Write out the material again word for word, dropping any images it holds.

[Extracted records]
==========
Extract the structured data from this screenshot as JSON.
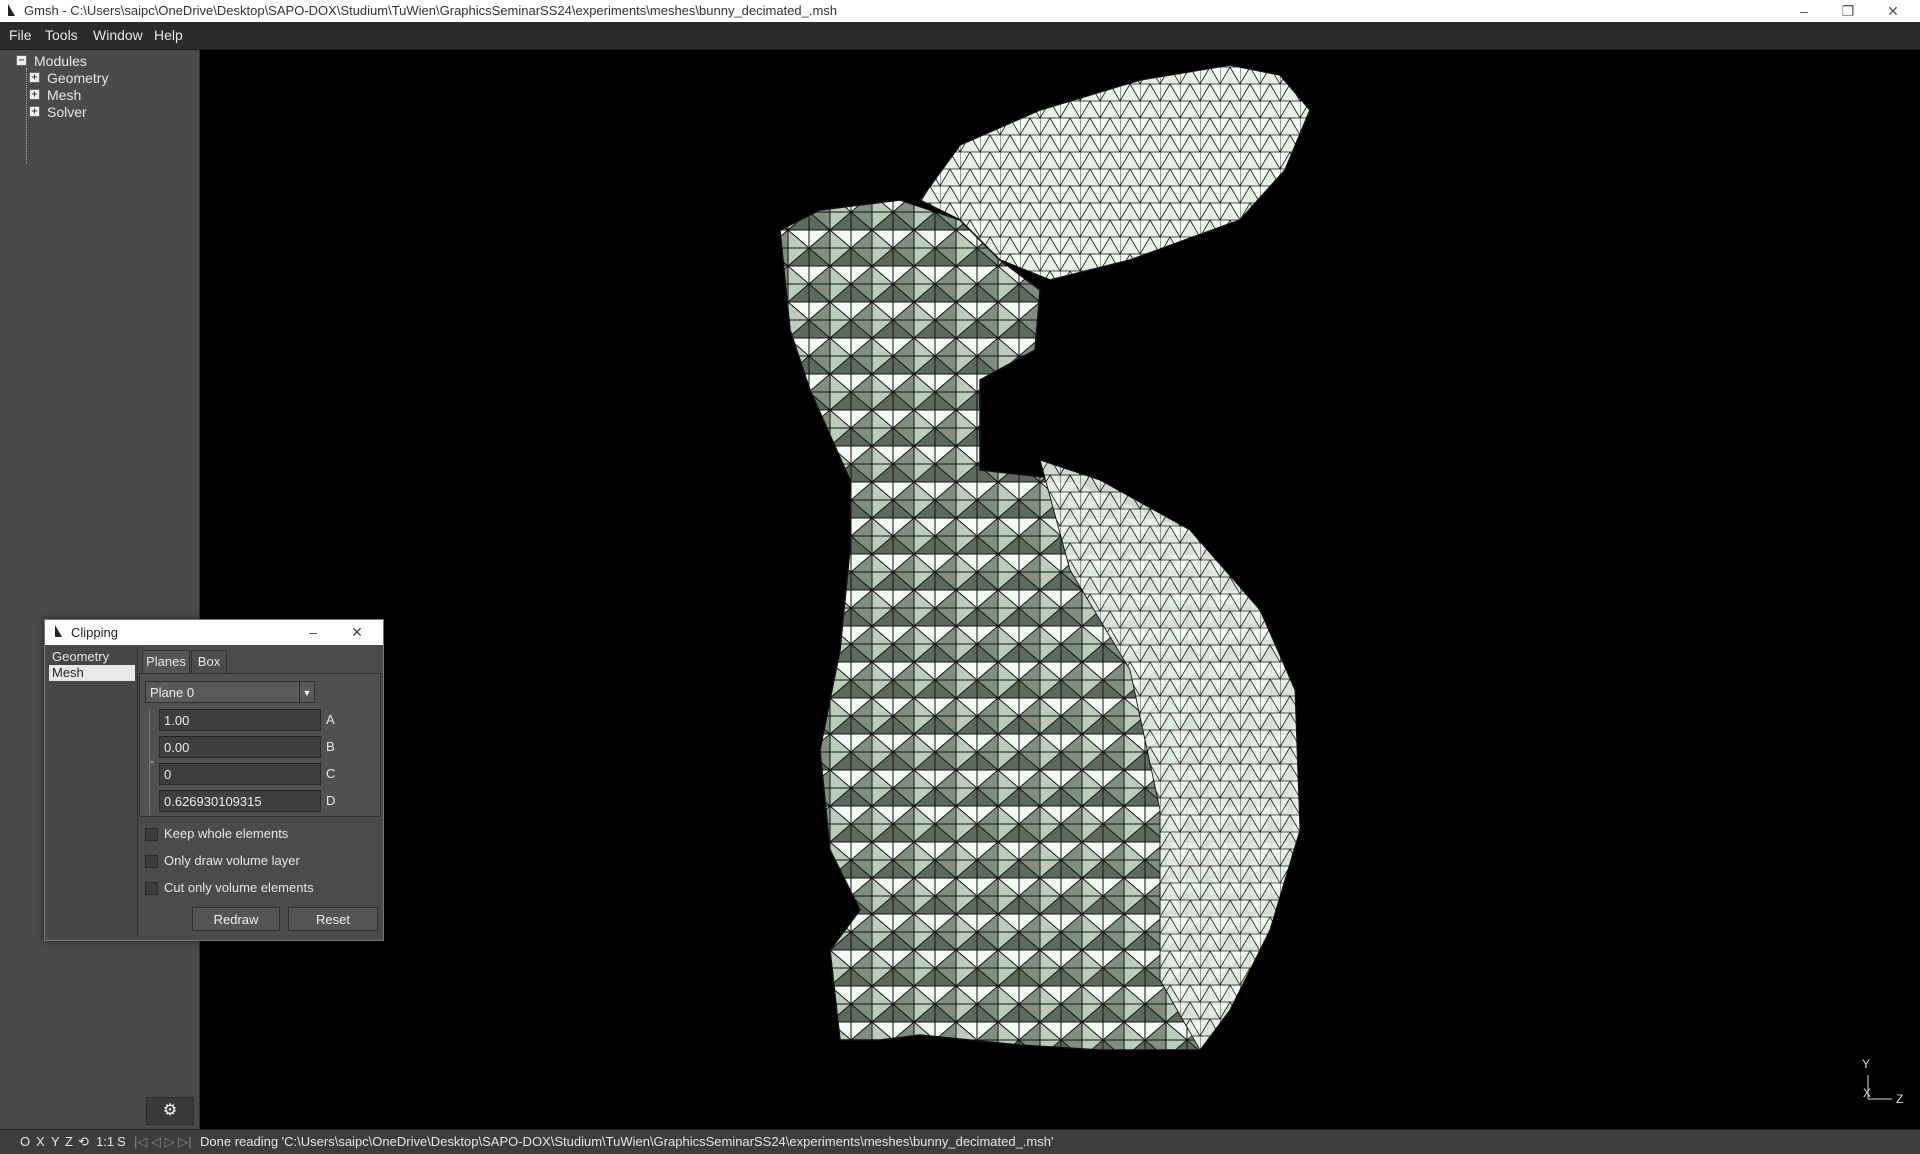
{
  "window": {
    "title": "Gmsh - C:\\Users\\saipc\\OneDrive\\Desktop\\SAPO-DOX\\Studium\\TuWien\\GraphicsSeminarSS24\\experiments\\meshes\\bunny_decimated_.msh",
    "minimize": "–",
    "restore": "❐",
    "close": "✕"
  },
  "menu": {
    "file": "File",
    "tools": "Tools",
    "window": "Window",
    "help": "Help"
  },
  "tree": {
    "root": "Modules",
    "items": [
      "Geometry",
      "Mesh",
      "Solver"
    ],
    "expand_glyph": "+",
    "collapse_glyph": "−"
  },
  "gear_button": "⚙",
  "status": {
    "buttons": [
      "O",
      "X",
      "Y",
      "Z",
      "⟲",
      "1:1",
      "S"
    ],
    "nav": "|◁ ◁ ▷ ▷|",
    "message": "Done reading 'C:\\Users\\saipc\\OneDrive\\Desktop\\SAPO-DOX\\Studium\\TuWien\\GraphicsSeminarSS24\\experiments\\meshes\\bunny_decimated_.msh'"
  },
  "axes": {
    "y": "Y",
    "x": "X",
    "z": "Z"
  },
  "clipping": {
    "title": "Clipping",
    "list": [
      "Geometry",
      "Mesh"
    ],
    "selected": "Mesh",
    "tabs": [
      "Planes",
      "Box"
    ],
    "plane": "Plane 0",
    "fields": [
      {
        "value": "1.00",
        "label": "A"
      },
      {
        "value": "0.00",
        "label": "B"
      },
      {
        "value": "0",
        "label": "C"
      },
      {
        "value": "0.626930109315",
        "label": "D"
      }
    ],
    "bracket_label": "-",
    "checkboxes": [
      "Keep whole elements",
      "Only draw volume layer",
      "Cut only volume elements"
    ],
    "redraw": "Redraw",
    "reset": "Reset"
  },
  "mesh_colors": {
    "light": "#e8f6e8",
    "mid": "#a9bfa9",
    "dark": "#5c6a5c",
    "edges": "#111111"
  }
}
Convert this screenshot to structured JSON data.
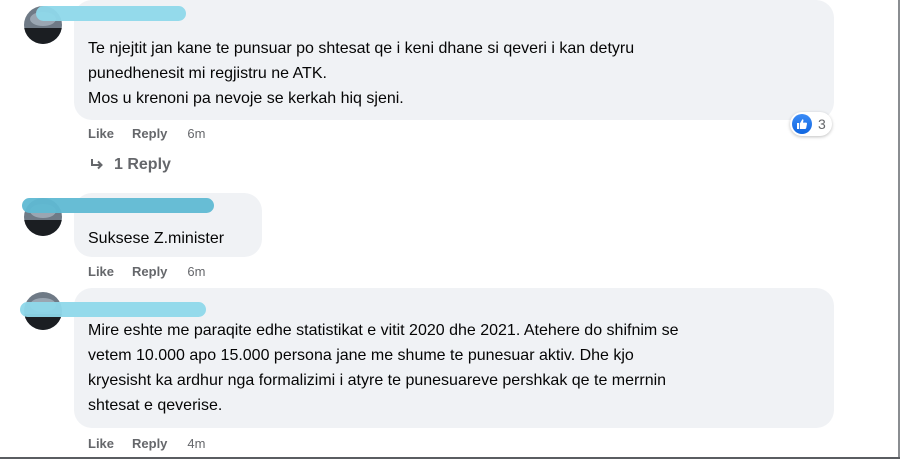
==========
■ Task answer:
Extract the structured data from this screenshot as JSON.
{
  "window": {
    "title": "Gmsh - C:\\Users\\saipc\\OneDrive\\Desktop\\SAPO-DOX\\Studium\\TuWien\\GraphicsSeminarSS24\\experiments\\meshes\\bunny_decimated_.msh",
    "minimize": "–",
    "restore": "❐",
    "close": "✕"
  },
  "menu": {
    "file": "File",
    "tools": "Tools",
    "window": "Window",
    "help": "Help"
  },
  "tree": {
    "root": "Modules",
    "items": [
      "Geometry",
      "Mesh",
      "Solver"
    ],
    "expand_glyph": "+",
    "collapse_glyph": "−"
  },
  "gear_button": "⚙",
  "status": {
    "buttons": [
      "O",
      "X",
      "Y",
      "Z",
      "⟲",
      "1:1",
      "S"
    ],
    "nav": "|◁ ◁ ▷ ▷|",
    "message": "Done reading 'C:\\Users\\saipc\\OneDrive\\Desktop\\SAPO-DOX\\Studium\\TuWien\\GraphicsSeminarSS24\\experiments\\meshes\\bunny_decimated_.msh'"
  },
  "axes": {
    "y": "Y",
    "x": "X",
    "z": "Z"
  },
  "clipping": {
    "title": "Clipping",
    "list": [
      "Geometry",
      "Mesh"
    ],
    "selected": "Mesh",
    "tabs": [
      "Planes",
      "Box"
    ],
    "plane": "Plane 0",
    "fields": [
      {
        "value": "1.00",
        "label": "A"
      },
      {
        "value": "0.00",
        "label": "B"
      },
      {
        "value": "0",
        "label": "C"
      },
      {
        "value": "0.626930109315",
        "label": "D"
      }
    ],
    "bracket_label": "-",
    "checkboxes": [
      "Keep whole elements",
      "Only draw volume layer",
      "Cut only volume elements"
    ],
    "redraw": "Redraw",
    "reset": "Reset"
  },
  "mesh_colors": {
    "light": "#e8f6e8",
    "mid": "#a9bfa9",
    "dark": "#5c6a5c",
    "edges": "#111111"
  }
}
Convert this screenshot to structured JSON data.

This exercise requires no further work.